Problem to work on
Identify and pull out each line of the entries in which "较上年支出数无增减" occurs.

[start Supplied material]

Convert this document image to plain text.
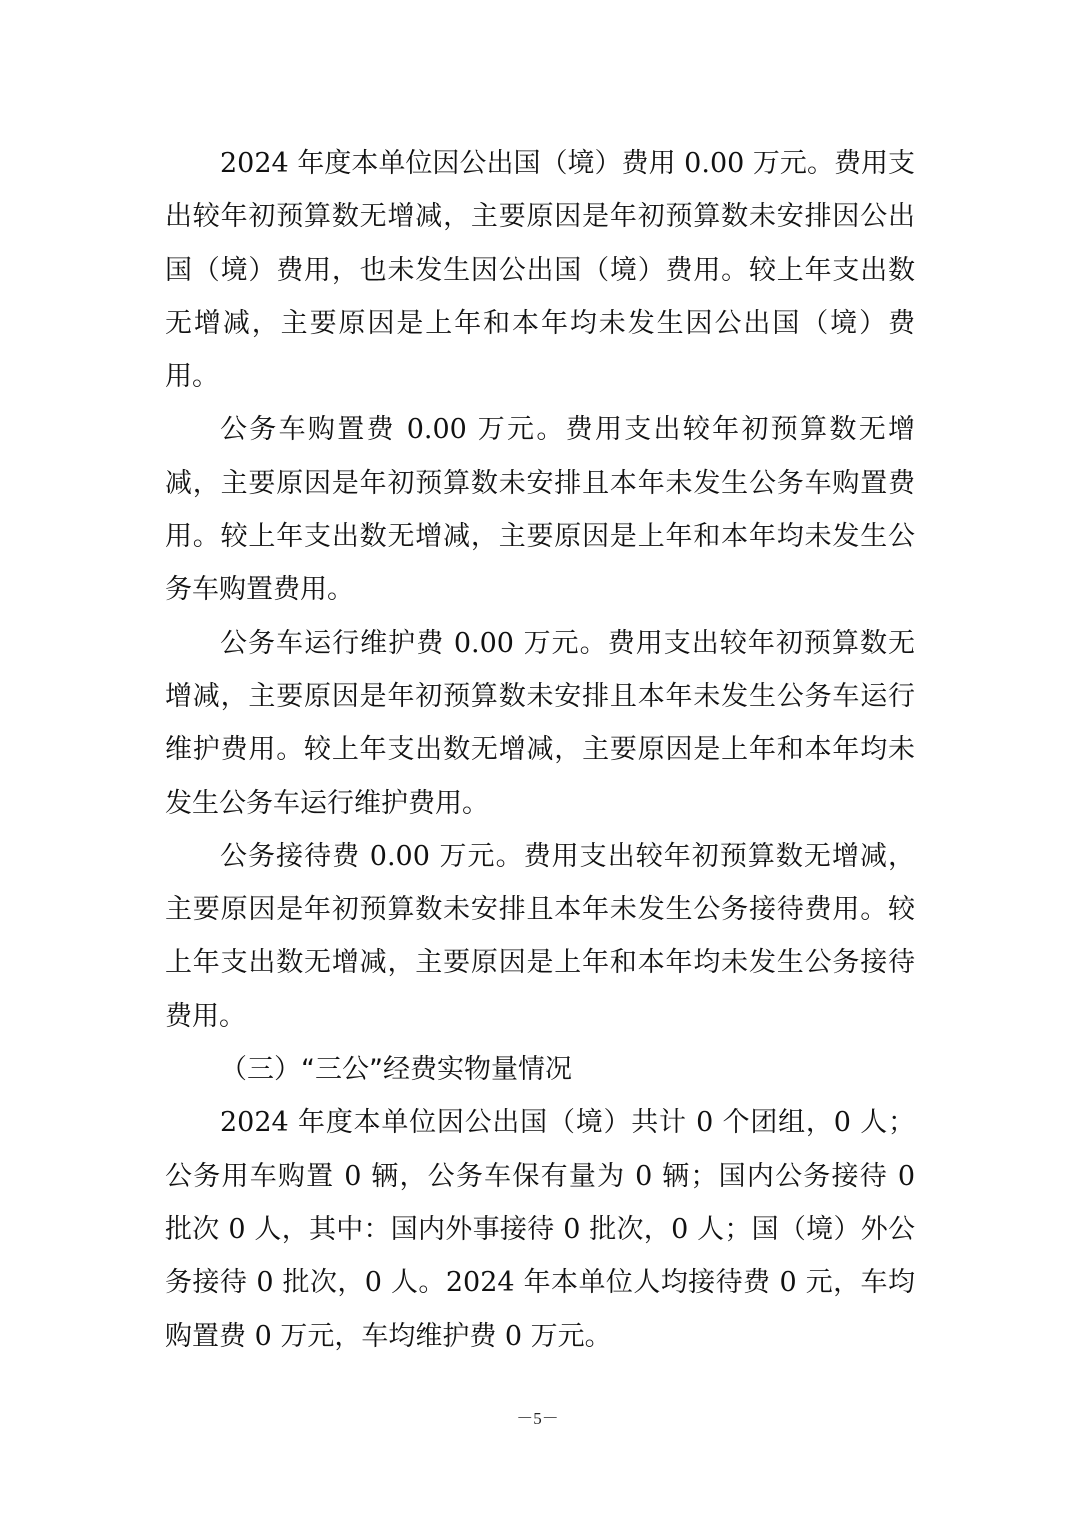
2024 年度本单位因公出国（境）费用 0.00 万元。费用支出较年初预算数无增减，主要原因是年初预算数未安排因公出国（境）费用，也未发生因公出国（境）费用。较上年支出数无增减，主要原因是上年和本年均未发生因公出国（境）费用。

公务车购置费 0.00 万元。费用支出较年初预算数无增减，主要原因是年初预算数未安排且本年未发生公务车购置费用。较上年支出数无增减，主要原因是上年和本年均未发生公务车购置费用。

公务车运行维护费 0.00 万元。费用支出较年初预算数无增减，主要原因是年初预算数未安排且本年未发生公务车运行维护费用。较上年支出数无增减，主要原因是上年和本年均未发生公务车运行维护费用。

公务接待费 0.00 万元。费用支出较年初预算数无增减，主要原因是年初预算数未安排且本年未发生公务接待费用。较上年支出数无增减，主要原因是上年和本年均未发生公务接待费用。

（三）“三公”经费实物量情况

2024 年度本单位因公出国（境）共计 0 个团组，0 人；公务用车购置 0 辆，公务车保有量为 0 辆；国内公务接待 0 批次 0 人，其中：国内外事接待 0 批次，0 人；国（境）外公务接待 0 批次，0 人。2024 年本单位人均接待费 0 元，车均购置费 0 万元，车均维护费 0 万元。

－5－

[end Supplied material]
[start Supplied material]

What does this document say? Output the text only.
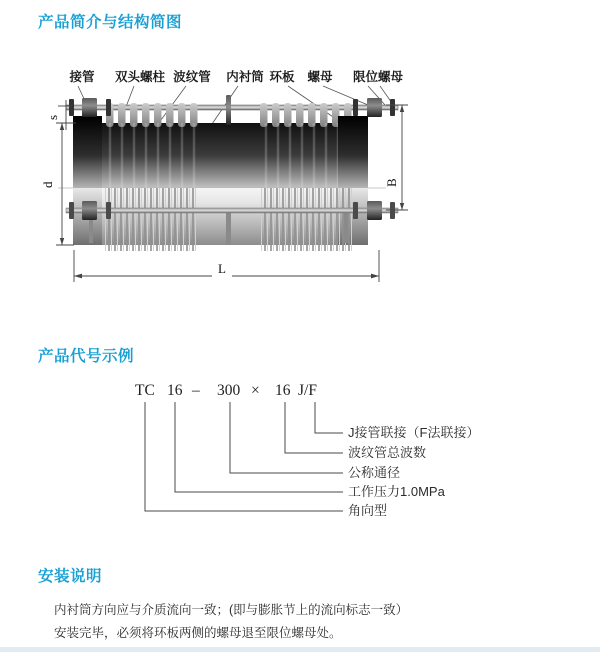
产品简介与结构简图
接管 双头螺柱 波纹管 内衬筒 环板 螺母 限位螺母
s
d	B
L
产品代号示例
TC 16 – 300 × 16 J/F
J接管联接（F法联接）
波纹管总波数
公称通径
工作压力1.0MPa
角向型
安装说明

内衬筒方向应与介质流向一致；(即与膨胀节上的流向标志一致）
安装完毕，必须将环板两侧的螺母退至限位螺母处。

[end Supplied material]

Result of the task
2024 年度本单位因公出国（境）费用 0.00 万元。费用支出较年初预算数无增减，主要原因是年初预算数未安排因公出国（境）费用，也未发生因公出国（境）费用。较上年支出数无增减，主要原因是上年和本年均未发生因公出国（境）费用。
公务车购置费 0.00 万元。费用支出较年初预算数无增减，主要原因是年初预算数未安排且本年未发生公务车购置费用。较上年支出数无增减，主要原因是上年和本年均未发生公务车购置费用。
公务车运行维护费 0.00 万元。费用支出较年初预算数无增减，主要原因是年初预算数未安排且本年未发生公务车运行维护费用。较上年支出数无增减，主要原因是上年和本年均未发生公务车运行维护费用。
公务接待费 0.00 万元。费用支出较年初预算数无增减，主要原因是年初预算数未安排且本年未发生公务接待费用。较上年支出数无增减，主要原因是上年和本年均未发生公务接待费用。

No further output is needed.